Problem to work on: Only lines holding the word "building" should be copied from the material.

Data records:
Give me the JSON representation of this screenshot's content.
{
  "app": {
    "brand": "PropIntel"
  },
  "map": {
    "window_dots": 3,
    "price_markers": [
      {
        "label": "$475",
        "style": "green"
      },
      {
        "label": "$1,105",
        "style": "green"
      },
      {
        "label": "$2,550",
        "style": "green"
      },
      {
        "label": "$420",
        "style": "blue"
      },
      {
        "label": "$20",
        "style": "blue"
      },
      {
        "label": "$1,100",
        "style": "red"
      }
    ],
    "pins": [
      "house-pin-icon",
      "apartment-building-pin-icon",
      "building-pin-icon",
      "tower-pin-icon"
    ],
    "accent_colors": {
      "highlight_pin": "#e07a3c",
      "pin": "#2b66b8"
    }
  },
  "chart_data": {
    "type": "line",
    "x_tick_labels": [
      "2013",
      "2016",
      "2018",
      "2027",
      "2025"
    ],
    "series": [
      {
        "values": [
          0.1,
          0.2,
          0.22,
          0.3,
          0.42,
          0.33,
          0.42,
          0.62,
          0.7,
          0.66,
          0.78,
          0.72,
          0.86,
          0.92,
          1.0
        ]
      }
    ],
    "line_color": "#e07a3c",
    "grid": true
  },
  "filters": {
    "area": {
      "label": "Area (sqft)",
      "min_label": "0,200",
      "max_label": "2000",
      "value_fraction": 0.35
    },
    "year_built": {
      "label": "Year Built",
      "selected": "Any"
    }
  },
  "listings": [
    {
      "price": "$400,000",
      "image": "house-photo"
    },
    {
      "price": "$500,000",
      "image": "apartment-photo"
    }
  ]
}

Response to this exercise:
      "apartment-building-pin-icon",
      "building-pin-icon",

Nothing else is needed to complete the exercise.